Work to do: Write out the lines from the one with "Circle shape: [263, 93, 367, 197]" to the one with "Circle shape: [421, 56, 430, 65]", including both of those lines, and nothing else.

Information given:
* * * * * * * * *

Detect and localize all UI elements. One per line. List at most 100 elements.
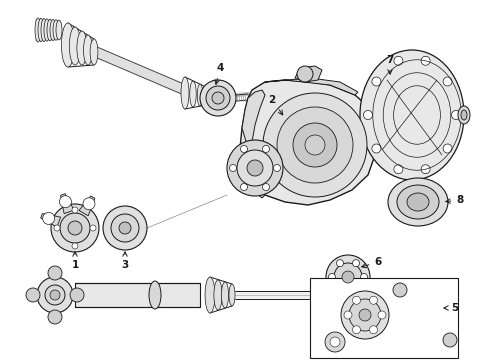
Circle shape: [263, 93, 367, 197]
Ellipse shape: [38, 18, 44, 42]
Circle shape: [372, 144, 381, 153]
Ellipse shape: [221, 282, 228, 308]
Circle shape: [227, 140, 283, 196]
Ellipse shape: [458, 106, 470, 124]
Ellipse shape: [181, 77, 189, 109]
Text: 6: 6: [362, 257, 382, 268]
Ellipse shape: [197, 84, 203, 106]
Ellipse shape: [461, 110, 467, 120]
Circle shape: [111, 214, 139, 242]
Circle shape: [369, 296, 377, 304]
Text: 8: 8: [446, 195, 464, 205]
Circle shape: [359, 309, 371, 321]
Circle shape: [326, 255, 370, 299]
Polygon shape: [236, 148, 265, 198]
Polygon shape: [41, 213, 61, 227]
Circle shape: [263, 184, 270, 190]
Circle shape: [328, 274, 336, 280]
Ellipse shape: [44, 19, 50, 41]
Ellipse shape: [41, 19, 47, 41]
Circle shape: [378, 311, 386, 319]
Circle shape: [277, 107, 353, 183]
Circle shape: [337, 260, 343, 267]
Circle shape: [43, 212, 55, 224]
Circle shape: [297, 66, 313, 82]
Text: 3: 3: [122, 252, 129, 270]
Polygon shape: [61, 194, 74, 214]
Ellipse shape: [50, 19, 56, 40]
Circle shape: [349, 299, 381, 331]
Circle shape: [37, 277, 73, 313]
Circle shape: [451, 111, 461, 120]
Circle shape: [394, 56, 403, 65]
Circle shape: [369, 326, 377, 334]
Circle shape: [342, 271, 354, 283]
Ellipse shape: [77, 31, 87, 65]
Ellipse shape: [83, 35, 93, 65]
Polygon shape: [265, 78, 358, 95]
Circle shape: [393, 283, 407, 297]
Circle shape: [70, 288, 84, 302]
Ellipse shape: [149, 281, 161, 309]
Circle shape: [200, 80, 236, 116]
Circle shape: [90, 225, 96, 231]
Text: 5: 5: [444, 303, 459, 313]
Circle shape: [305, 135, 325, 155]
Circle shape: [206, 86, 230, 110]
Circle shape: [352, 287, 360, 294]
Circle shape: [60, 213, 90, 243]
Ellipse shape: [61, 23, 74, 67]
Polygon shape: [295, 66, 322, 82]
Circle shape: [68, 221, 82, 235]
Circle shape: [334, 263, 362, 291]
Circle shape: [337, 287, 343, 294]
Ellipse shape: [69, 27, 81, 65]
Polygon shape: [242, 90, 265, 148]
Circle shape: [361, 274, 368, 280]
Circle shape: [394, 165, 403, 174]
Ellipse shape: [47, 19, 53, 41]
Circle shape: [229, 165, 237, 171]
Circle shape: [421, 56, 430, 65]
Ellipse shape: [407, 193, 429, 211]
Polygon shape: [235, 291, 335, 299]
Ellipse shape: [360, 50, 464, 180]
Polygon shape: [240, 80, 378, 205]
Polygon shape: [96, 47, 185, 95]
Circle shape: [352, 260, 360, 267]
Circle shape: [45, 285, 65, 305]
Circle shape: [293, 123, 337, 167]
Circle shape: [352, 296, 361, 304]
Circle shape: [443, 333, 457, 347]
Ellipse shape: [204, 87, 208, 105]
Circle shape: [83, 198, 95, 210]
Ellipse shape: [35, 18, 41, 42]
Circle shape: [443, 144, 452, 153]
Circle shape: [72, 243, 78, 249]
Circle shape: [421, 165, 430, 174]
Circle shape: [325, 332, 345, 352]
Polygon shape: [79, 196, 95, 216]
Circle shape: [237, 150, 273, 186]
Circle shape: [344, 311, 352, 319]
Circle shape: [330, 337, 340, 347]
Circle shape: [372, 77, 381, 86]
Ellipse shape: [53, 20, 59, 40]
Circle shape: [72, 207, 78, 213]
Text: 1: 1: [72, 252, 78, 270]
FancyBboxPatch shape: [310, 278, 458, 358]
Circle shape: [119, 222, 131, 234]
Polygon shape: [75, 283, 200, 307]
Ellipse shape: [205, 277, 215, 313]
Text: 7: 7: [386, 55, 393, 74]
Ellipse shape: [229, 284, 235, 306]
Circle shape: [51, 204, 99, 252]
Ellipse shape: [397, 185, 439, 219]
Circle shape: [273, 165, 280, 171]
Circle shape: [48, 266, 62, 280]
Circle shape: [212, 92, 224, 104]
Circle shape: [241, 184, 247, 190]
Text: 4: 4: [215, 63, 224, 84]
Circle shape: [59, 196, 72, 208]
Ellipse shape: [56, 20, 62, 40]
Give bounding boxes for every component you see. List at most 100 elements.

* * * * * * * * *

Answer to the problem:
Circle shape: [263, 93, 367, 197]
Ellipse shape: [38, 18, 44, 42]
Circle shape: [372, 144, 381, 153]
Ellipse shape: [221, 282, 228, 308]
Circle shape: [227, 140, 283, 196]
Ellipse shape: [458, 106, 470, 124]
Ellipse shape: [181, 77, 189, 109]
Text: 6: 6: [362, 257, 382, 268]
Ellipse shape: [197, 84, 203, 106]
Ellipse shape: [461, 110, 467, 120]
Circle shape: [111, 214, 139, 242]
Circle shape: [369, 296, 377, 304]
Text: 8: 8: [446, 195, 464, 205]
Circle shape: [359, 309, 371, 321]
Circle shape: [326, 255, 370, 299]
Polygon shape: [236, 148, 265, 198]
Polygon shape: [41, 213, 61, 227]
Circle shape: [263, 184, 270, 190]
Circle shape: [328, 274, 336, 280]
Ellipse shape: [44, 19, 50, 41]
Ellipse shape: [41, 19, 47, 41]
Circle shape: [378, 311, 386, 319]
Circle shape: [277, 107, 353, 183]
Circle shape: [337, 260, 343, 267]
Circle shape: [43, 212, 55, 224]
Circle shape: [297, 66, 313, 82]
Text: 3: 3: [122, 252, 129, 270]
Polygon shape: [61, 194, 74, 214]
Ellipse shape: [50, 19, 56, 40]
Circle shape: [349, 299, 381, 331]
Circle shape: [37, 277, 73, 313]
Circle shape: [451, 111, 461, 120]
Circle shape: [394, 56, 403, 65]
Circle shape: [369, 326, 377, 334]
Circle shape: [342, 271, 354, 283]
Ellipse shape: [77, 31, 87, 65]
Ellipse shape: [83, 35, 93, 65]
Polygon shape: [265, 78, 358, 95]
Circle shape: [393, 283, 407, 297]
Circle shape: [70, 288, 84, 302]
Ellipse shape: [149, 281, 161, 309]
Circle shape: [200, 80, 236, 116]
Circle shape: [90, 225, 96, 231]
Text: 5: 5: [444, 303, 459, 313]
Circle shape: [305, 135, 325, 155]
Circle shape: [206, 86, 230, 110]
Circle shape: [352, 287, 360, 294]
Circle shape: [60, 213, 90, 243]
Ellipse shape: [61, 23, 74, 67]
Polygon shape: [295, 66, 322, 82]
Circle shape: [68, 221, 82, 235]
Circle shape: [334, 263, 362, 291]
Circle shape: [337, 287, 343, 294]
Ellipse shape: [69, 27, 81, 65]
Polygon shape: [242, 90, 265, 148]
Circle shape: [361, 274, 368, 280]
Circle shape: [394, 165, 403, 174]
Ellipse shape: [47, 19, 53, 41]
Circle shape: [229, 165, 237, 171]
Circle shape: [421, 56, 430, 65]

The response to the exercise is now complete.